Records from a dataset:
───

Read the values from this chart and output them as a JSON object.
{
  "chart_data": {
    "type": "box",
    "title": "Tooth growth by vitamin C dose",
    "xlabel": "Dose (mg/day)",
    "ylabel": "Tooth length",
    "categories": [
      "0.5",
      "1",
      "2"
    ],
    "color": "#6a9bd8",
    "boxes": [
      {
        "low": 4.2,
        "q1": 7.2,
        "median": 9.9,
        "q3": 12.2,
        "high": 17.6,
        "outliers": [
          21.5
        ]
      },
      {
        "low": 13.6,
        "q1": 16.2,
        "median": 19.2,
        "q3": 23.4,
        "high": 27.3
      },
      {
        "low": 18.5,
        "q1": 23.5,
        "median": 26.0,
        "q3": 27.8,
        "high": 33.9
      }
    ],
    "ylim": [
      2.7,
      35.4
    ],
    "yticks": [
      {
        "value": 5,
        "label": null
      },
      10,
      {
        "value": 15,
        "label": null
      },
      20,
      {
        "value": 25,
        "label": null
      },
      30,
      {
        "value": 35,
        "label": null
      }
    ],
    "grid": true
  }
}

───

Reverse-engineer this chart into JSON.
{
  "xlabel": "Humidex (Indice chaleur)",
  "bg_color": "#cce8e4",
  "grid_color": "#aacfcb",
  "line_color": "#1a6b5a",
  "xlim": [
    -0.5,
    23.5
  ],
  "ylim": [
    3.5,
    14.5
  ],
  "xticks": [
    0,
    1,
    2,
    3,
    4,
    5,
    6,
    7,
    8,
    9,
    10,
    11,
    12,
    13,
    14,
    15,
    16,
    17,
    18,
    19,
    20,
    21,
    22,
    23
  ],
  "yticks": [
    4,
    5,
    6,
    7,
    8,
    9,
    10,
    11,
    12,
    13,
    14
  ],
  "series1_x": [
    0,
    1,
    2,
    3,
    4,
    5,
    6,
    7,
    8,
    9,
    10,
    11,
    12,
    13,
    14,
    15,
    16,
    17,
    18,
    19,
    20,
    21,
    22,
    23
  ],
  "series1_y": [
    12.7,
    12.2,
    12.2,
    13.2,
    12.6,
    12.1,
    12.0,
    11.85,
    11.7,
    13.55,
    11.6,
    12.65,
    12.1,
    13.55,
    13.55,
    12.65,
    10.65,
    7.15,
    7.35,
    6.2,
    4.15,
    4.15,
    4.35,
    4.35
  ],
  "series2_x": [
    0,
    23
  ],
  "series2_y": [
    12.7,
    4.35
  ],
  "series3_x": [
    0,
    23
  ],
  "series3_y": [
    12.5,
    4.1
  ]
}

───

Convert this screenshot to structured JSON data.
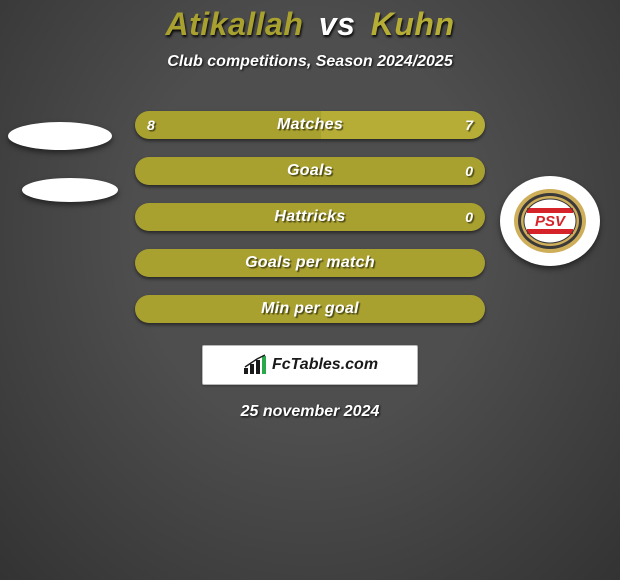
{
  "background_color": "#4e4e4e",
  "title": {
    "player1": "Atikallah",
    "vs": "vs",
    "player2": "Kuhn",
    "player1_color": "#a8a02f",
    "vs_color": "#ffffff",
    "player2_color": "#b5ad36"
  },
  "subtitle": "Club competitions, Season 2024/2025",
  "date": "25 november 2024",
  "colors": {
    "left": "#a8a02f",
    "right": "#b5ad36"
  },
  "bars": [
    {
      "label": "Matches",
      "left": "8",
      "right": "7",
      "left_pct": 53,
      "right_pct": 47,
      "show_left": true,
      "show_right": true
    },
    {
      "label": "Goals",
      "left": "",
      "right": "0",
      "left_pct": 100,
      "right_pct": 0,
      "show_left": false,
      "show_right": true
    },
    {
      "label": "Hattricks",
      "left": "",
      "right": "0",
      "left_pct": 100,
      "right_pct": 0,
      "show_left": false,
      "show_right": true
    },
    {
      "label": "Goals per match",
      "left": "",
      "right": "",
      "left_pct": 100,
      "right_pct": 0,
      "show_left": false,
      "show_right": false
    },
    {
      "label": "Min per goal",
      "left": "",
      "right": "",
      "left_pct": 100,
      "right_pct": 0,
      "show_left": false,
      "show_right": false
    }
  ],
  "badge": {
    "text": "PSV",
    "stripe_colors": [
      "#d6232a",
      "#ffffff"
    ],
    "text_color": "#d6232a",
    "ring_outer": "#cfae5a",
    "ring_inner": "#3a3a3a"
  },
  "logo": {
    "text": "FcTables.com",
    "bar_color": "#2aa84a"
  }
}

───

Review the material and copy each line in which the word "Tooth" appears.

Result:
    "title": "Tooth growth by vitamin C dose",
    "ylabel": "Tooth length",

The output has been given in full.